→ Extracted entries:
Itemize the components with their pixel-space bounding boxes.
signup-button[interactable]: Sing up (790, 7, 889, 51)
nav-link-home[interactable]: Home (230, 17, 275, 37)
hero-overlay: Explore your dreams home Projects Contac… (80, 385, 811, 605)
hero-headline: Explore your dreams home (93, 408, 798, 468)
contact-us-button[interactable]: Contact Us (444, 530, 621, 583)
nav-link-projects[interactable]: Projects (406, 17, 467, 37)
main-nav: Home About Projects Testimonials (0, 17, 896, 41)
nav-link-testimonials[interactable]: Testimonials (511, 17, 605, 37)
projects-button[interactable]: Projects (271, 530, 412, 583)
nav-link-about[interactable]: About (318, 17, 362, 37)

→ Challenge: Reproduce every line of the material above verbatim, with no changes.

→ Exercise response:
Itemize the components with their pixel-space bounding boxes.
signup-button[interactable]: Sing up (790, 7, 889, 51)
nav-link-home[interactable]: Home (230, 17, 275, 37)
hero-overlay: Explore your dreams home Projects Contac… (80, 385, 811, 605)
hero-headline: Explore your dreams home (93, 408, 798, 468)
contact-us-button[interactable]: Contact Us (444, 530, 621, 583)
nav-link-projects[interactable]: Projects (406, 17, 467, 37)
main-nav: Home About Projects Testimonials (0, 17, 896, 41)
nav-link-testimonials[interactable]: Testimonials (511, 17, 605, 37)
projects-button[interactable]: Projects (271, 530, 412, 583)
nav-link-about[interactable]: About (318, 17, 362, 37)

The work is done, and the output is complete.